**Exercise requirements**
Go through the listing and return every line with "screenshot" in it.

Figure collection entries
##############################

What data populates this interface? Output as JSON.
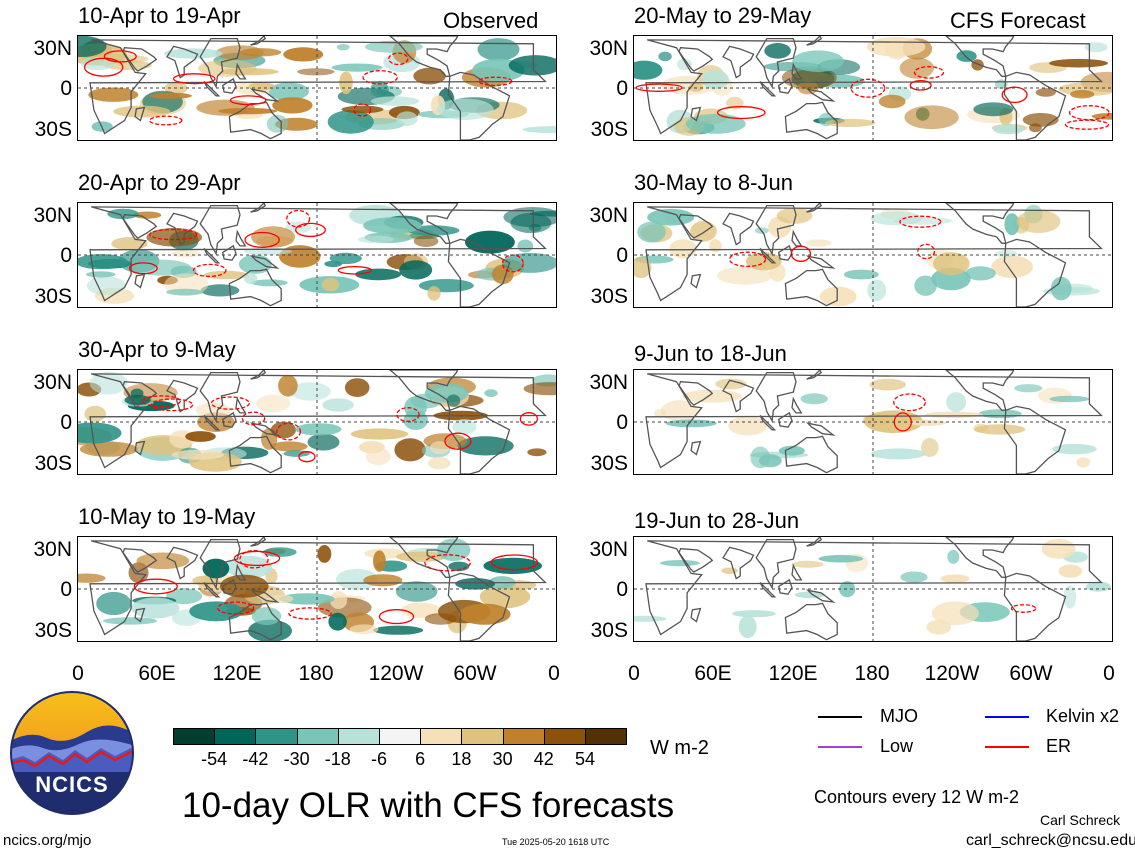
{
  "headers": {
    "left": "Observed",
    "right": "CFS Forecast"
  },
  "panels": [
    {
      "title": "10-Apr to 19-Apr",
      "intensity": 1.0,
      "seed": 11,
      "contours": 9
    },
    {
      "title": "20-Apr to 29-Apr",
      "intensity": 0.95,
      "seed": 23,
      "contours": 8
    },
    {
      "title": "30-Apr to 9-May",
      "intensity": 0.95,
      "seed": 37,
      "contours": 9
    },
    {
      "title": "10-May to 19-May",
      "intensity": 0.9,
      "seed": 41,
      "contours": 8
    },
    {
      "title": "20-May to 29-May",
      "intensity": 0.85,
      "seed": 53,
      "contours": 8
    },
    {
      "title": "30-May to 8-Jun",
      "intensity": 0.6,
      "seed": 67,
      "contours": 4
    },
    {
      "title": "9-Jun to 18-Jun",
      "intensity": 0.45,
      "seed": 79,
      "contours": 2
    },
    {
      "title": "19-Jun to 28-Jun",
      "intensity": 0.35,
      "seed": 83,
      "contours": 1
    }
  ],
  "y_ticks": [
    "30N",
    "0",
    "30S"
  ],
  "x_ticks": [
    "0",
    "60E",
    "120E",
    "180",
    "120W",
    "60W",
    "0"
  ],
  "legend": [
    {
      "label": "MJO",
      "color": "#000000"
    },
    {
      "label": "Kelvin x2",
      "color": "#0000ff"
    },
    {
      "label": "Low",
      "color": "#a040e0"
    },
    {
      "label": "ER",
      "color": "#ff0000"
    }
  ],
  "colorbar": {
    "colors": [
      "#003f30",
      "#00665a",
      "#2e9488",
      "#79c5b8",
      "#b7e2da",
      "#f4f4f4",
      "#f5e0b8",
      "#dfc27d",
      "#bf812d",
      "#8c510a",
      "#543005"
    ],
    "labels": [
      "-54",
      "-42",
      "-30",
      "-18",
      "-6",
      "6",
      "18",
      "30",
      "42",
      "54"
    ],
    "unit": "W m-2"
  },
  "logo_text": "NCICS",
  "main_title": "10-day OLR with CFS forecasts",
  "contour_note": "Contours every 12 W m-2",
  "author": "Carl Schreck",
  "email": "carl_schreck@ncsu.edu",
  "url": "ncics.org/mjo",
  "timestamp": "Tue 2025-05-20 1618 UTC"
}
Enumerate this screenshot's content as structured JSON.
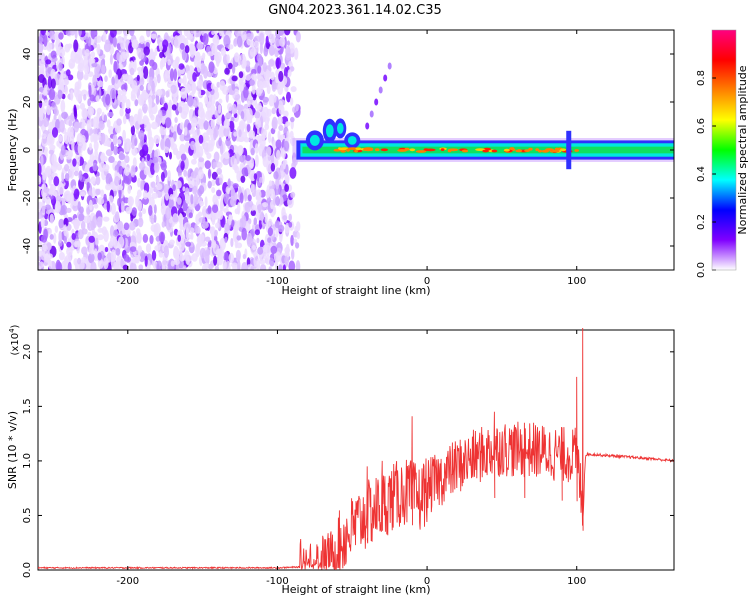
{
  "page_title": "GN04.2023.361.14.02.C35",
  "chart_data": [
    {
      "type": "heatmap",
      "title": "GN04.2023.361.14.02.C35",
      "xlabel": "Height of straight line (km)",
      "ylabel": "Frequency (Hz)",
      "xlim": [
        -260,
        165
      ],
      "ylim": [
        -50,
        50
      ],
      "xticks": [
        -200,
        -100,
        0,
        100
      ],
      "xtick_labels": [
        "-200",
        "-100",
        "0",
        "100"
      ],
      "yticks": [
        -40,
        -20,
        0,
        20,
        40
      ],
      "ytick_labels": [
        "-40",
        "-20",
        "0",
        "20",
        "40"
      ],
      "colorbar": {
        "label": "Normalized spectral amplitude",
        "range": [
          0,
          1
        ],
        "ticks": [
          0,
          0.2,
          0.4,
          0.6,
          0.8
        ],
        "tick_labels": [
          "0.0",
          "0.2",
          "0.4",
          "0.6",
          "0.8"
        ],
        "colormap": [
          "#ffffff",
          "#8000ff",
          "#0000ff",
          "#00ffff",
          "#00ff00",
          "#ffff00",
          "#ff8000",
          "#ff0000",
          "#ff0080"
        ]
      },
      "regions": [
        {
          "name": "noise",
          "x": [
            -260,
            -90
          ],
          "y": [
            -50,
            50
          ],
          "amplitude": [
            0,
            0.15
          ]
        },
        {
          "name": "signal-band",
          "x": [
            -90,
            165
          ],
          "center_freq": 0,
          "half_width": 4,
          "amplitude": [
            0.3,
            0.85
          ]
        }
      ]
    },
    {
      "type": "line",
      "xlabel": "Height of straight line (km)",
      "ylabel": "SNR (10 * v/v)",
      "y_multiplier": "(x10",
      "y_multiplier_exp": "4",
      "y_multiplier_close": ")",
      "xlim": [
        -260,
        165
      ],
      "ylim": [
        0,
        2.2
      ],
      "xticks": [
        -200,
        -100,
        0,
        100
      ],
      "xtick_labels": [
        "-200",
        "-100",
        "0",
        "100"
      ],
      "yticks": [
        0,
        0.5,
        1.0,
        1.5,
        2.0
      ],
      "ytick_labels": [
        "0.0",
        "0.5",
        "1.0",
        "1.5",
        "2.0"
      ],
      "color": "#ee3333",
      "x": [
        -260,
        -200,
        -150,
        -100,
        -80,
        -65,
        -55,
        -45,
        -35,
        -25,
        -15,
        -5,
        0,
        10,
        20,
        30,
        40,
        50,
        60,
        70,
        80,
        90,
        100,
        104,
        106,
        110,
        130,
        150,
        165
      ],
      "y": [
        0.02,
        0.02,
        0.02,
        0.02,
        0.03,
        0.1,
        0.3,
        0.45,
        0.55,
        0.65,
        0.72,
        0.65,
        0.75,
        0.85,
        0.95,
        1.02,
        1.08,
        1.12,
        1.1,
        1.1,
        1.08,
        1.06,
        1.05,
        0.6,
        1.06,
        1.06,
        1.04,
        1.02,
        1.0
      ],
      "spikes": [
        {
          "x": -10,
          "y": 1.41
        },
        {
          "x": -40,
          "y": 0.95
        },
        {
          "x": -30,
          "y": 1.0
        },
        {
          "x": 45,
          "y": 1.45
        },
        {
          "x": 65,
          "y": 1.35
        },
        {
          "x": 90,
          "y": 1.3
        },
        {
          "x": 100,
          "y": 1.77
        },
        {
          "x": 104,
          "y": 2.22
        }
      ]
    }
  ]
}
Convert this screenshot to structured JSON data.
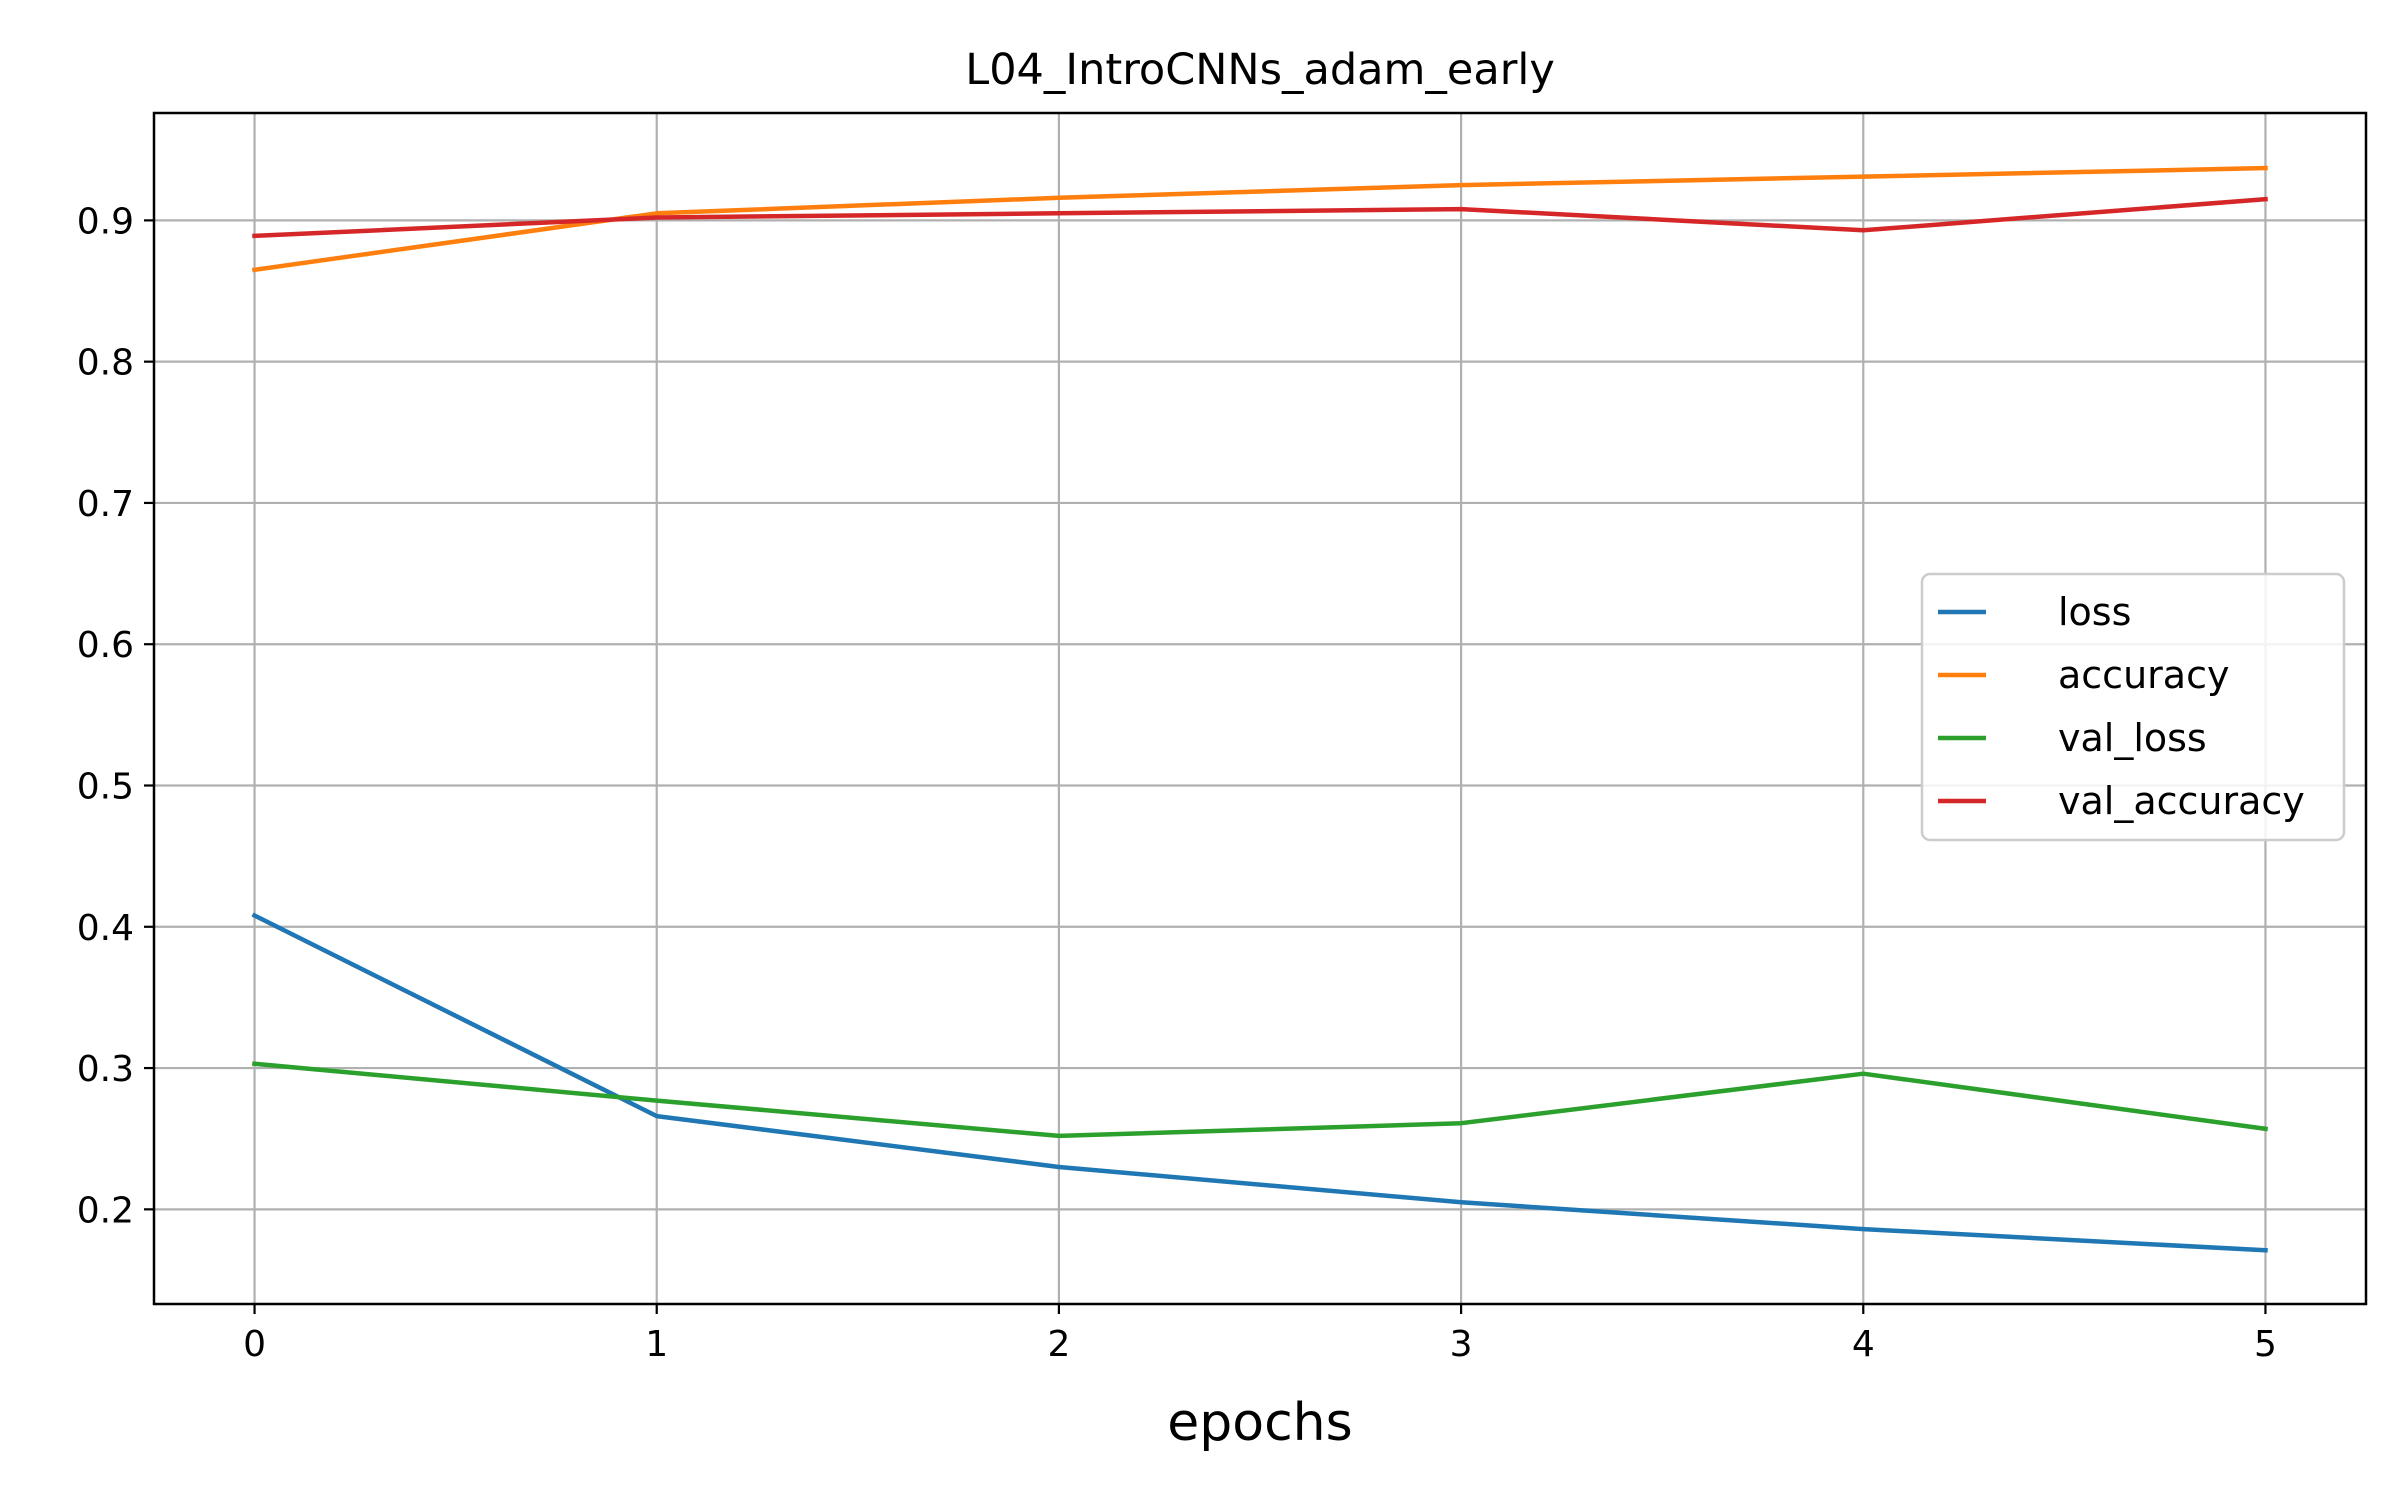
{
  "chart_data": {
    "type": "line",
    "title": "L04_IntroCNNs_adam_early",
    "xlabel": "epochs",
    "ylabel": "",
    "x": [
      0,
      1,
      2,
      3,
      4,
      5
    ],
    "xlim": [
      -0.25,
      5.25
    ],
    "ylim": [
      0.133,
      0.976
    ],
    "xticks": [
      "0",
      "1",
      "2",
      "3",
      "4",
      "5"
    ],
    "yticks": [
      "0.2",
      "0.3",
      "0.4",
      "0.5",
      "0.6",
      "0.7",
      "0.8",
      "0.9"
    ],
    "grid": true,
    "legend_position": "center-right",
    "series": [
      {
        "name": "loss",
        "color": "#1f77b4",
        "values": [
          0.408,
          0.266,
          0.23,
          0.205,
          0.186,
          0.171
        ]
      },
      {
        "name": "accuracy",
        "color": "#ff7f0e",
        "values": [
          0.865,
          0.905,
          0.916,
          0.925,
          0.931,
          0.937
        ]
      },
      {
        "name": "val_loss",
        "color": "#2ca02c",
        "values": [
          0.303,
          0.277,
          0.252,
          0.261,
          0.296,
          0.257
        ]
      },
      {
        "name": "val_accuracy",
        "color": "#d62728",
        "values": [
          0.889,
          0.902,
          0.905,
          0.908,
          0.893,
          0.915
        ]
      }
    ]
  }
}
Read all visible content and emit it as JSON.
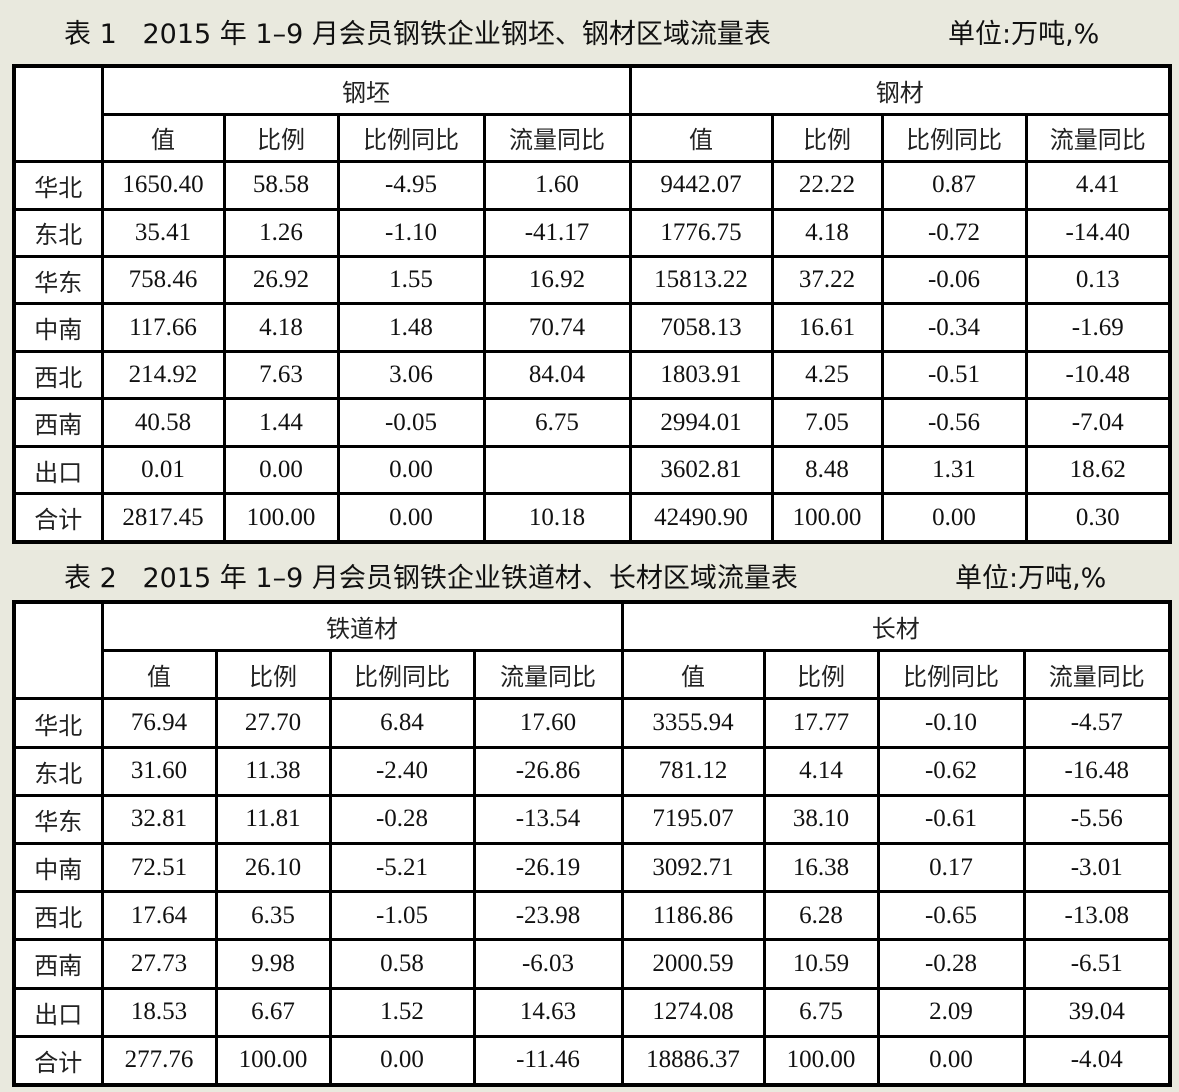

##############################

**Response to this task**
Enumerate this screenshot's content as structured JSON.
Convert this screenshot to structured JSON data.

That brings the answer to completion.